_TASK INSTRUCTIONS_.
Your task is to copy each line that has the word "should".

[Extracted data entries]

....

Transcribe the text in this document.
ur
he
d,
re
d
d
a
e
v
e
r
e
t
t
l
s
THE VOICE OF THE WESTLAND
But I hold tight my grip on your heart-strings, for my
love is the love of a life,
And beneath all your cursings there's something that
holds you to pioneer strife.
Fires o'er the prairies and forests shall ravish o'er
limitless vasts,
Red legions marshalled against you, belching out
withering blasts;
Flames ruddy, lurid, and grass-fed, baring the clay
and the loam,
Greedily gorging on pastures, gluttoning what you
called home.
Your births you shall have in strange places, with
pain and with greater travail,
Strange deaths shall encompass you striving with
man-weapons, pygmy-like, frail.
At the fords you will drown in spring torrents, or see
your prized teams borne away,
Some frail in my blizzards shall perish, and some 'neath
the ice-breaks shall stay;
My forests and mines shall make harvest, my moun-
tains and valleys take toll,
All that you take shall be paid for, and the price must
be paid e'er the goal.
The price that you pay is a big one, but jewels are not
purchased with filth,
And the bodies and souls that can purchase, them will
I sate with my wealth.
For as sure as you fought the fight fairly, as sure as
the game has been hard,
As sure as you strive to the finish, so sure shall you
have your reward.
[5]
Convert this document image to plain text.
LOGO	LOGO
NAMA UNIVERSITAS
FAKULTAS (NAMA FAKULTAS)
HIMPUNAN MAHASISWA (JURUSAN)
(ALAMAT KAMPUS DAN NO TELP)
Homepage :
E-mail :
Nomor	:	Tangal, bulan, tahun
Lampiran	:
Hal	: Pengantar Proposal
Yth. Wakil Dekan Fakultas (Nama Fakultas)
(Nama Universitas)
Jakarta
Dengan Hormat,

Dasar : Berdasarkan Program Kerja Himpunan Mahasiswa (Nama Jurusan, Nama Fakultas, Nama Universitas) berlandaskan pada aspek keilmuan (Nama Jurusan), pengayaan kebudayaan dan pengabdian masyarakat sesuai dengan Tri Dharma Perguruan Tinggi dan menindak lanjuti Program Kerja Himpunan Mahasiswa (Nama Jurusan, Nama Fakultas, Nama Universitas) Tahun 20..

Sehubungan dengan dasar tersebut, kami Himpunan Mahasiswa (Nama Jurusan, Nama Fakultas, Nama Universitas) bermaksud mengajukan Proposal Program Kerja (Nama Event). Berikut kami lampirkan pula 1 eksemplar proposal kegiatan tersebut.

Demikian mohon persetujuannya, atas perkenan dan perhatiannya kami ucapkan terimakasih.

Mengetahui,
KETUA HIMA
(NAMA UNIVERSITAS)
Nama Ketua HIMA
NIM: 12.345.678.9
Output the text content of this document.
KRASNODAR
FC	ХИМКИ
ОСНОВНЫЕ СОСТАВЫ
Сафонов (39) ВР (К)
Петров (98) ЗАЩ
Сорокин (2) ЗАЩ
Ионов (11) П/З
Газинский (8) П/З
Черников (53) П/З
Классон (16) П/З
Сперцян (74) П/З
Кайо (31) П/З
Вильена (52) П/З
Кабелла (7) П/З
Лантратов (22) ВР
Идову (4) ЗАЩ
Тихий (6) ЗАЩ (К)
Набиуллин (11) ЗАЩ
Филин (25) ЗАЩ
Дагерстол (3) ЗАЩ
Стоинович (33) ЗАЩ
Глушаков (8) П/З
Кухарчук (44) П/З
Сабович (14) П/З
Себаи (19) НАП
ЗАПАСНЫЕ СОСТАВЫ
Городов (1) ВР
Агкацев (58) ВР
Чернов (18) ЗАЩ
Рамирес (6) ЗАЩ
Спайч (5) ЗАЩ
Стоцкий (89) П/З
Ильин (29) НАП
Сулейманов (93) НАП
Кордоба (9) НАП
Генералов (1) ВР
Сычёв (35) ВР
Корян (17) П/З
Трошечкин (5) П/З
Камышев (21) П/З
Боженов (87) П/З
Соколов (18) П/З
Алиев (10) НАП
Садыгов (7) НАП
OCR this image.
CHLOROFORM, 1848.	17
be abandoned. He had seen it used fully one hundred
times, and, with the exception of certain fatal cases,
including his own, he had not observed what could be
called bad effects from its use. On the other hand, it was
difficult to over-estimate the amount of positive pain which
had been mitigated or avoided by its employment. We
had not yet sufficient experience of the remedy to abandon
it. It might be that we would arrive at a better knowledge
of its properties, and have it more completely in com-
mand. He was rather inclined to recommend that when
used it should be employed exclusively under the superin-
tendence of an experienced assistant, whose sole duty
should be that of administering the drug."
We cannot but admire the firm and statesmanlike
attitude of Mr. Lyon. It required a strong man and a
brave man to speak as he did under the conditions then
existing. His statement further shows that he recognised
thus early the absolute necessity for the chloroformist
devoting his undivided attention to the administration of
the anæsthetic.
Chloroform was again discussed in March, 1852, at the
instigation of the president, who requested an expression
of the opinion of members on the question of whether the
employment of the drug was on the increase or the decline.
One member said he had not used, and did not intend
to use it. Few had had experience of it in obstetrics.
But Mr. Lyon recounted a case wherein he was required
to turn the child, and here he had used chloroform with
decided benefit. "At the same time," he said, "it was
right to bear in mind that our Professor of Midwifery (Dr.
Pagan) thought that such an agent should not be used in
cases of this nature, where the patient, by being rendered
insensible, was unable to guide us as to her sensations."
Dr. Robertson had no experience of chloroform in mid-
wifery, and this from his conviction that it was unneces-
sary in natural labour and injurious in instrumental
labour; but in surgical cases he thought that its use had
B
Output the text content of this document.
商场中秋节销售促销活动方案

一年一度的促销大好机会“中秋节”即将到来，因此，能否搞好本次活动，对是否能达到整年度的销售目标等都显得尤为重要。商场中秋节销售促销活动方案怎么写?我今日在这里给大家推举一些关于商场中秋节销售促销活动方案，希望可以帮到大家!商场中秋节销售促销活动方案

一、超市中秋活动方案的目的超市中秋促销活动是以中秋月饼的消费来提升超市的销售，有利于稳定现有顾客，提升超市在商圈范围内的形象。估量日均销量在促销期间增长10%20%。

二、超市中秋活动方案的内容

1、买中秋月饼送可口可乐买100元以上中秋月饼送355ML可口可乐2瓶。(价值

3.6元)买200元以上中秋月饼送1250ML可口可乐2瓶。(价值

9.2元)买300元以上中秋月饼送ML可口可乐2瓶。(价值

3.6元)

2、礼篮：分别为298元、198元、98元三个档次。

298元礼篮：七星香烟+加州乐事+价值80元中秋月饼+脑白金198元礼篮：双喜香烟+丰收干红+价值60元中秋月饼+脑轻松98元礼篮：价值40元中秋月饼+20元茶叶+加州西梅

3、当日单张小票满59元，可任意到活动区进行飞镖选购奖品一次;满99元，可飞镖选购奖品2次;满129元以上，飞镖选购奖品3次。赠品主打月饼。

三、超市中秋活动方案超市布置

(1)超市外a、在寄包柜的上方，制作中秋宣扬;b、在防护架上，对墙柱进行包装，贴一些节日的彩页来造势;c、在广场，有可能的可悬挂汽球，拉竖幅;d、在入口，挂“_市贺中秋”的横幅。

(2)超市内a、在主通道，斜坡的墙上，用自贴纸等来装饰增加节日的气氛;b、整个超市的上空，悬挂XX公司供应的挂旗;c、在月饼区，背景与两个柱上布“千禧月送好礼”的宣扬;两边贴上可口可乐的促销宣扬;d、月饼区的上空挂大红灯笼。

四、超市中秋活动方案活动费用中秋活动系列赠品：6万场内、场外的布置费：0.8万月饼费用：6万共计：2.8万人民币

....

_WRITTEN ANSWER_.
used it should be employed exclusively under the superin-
should be that of administering the drug."
Pagan) thought that such an agent should not be used in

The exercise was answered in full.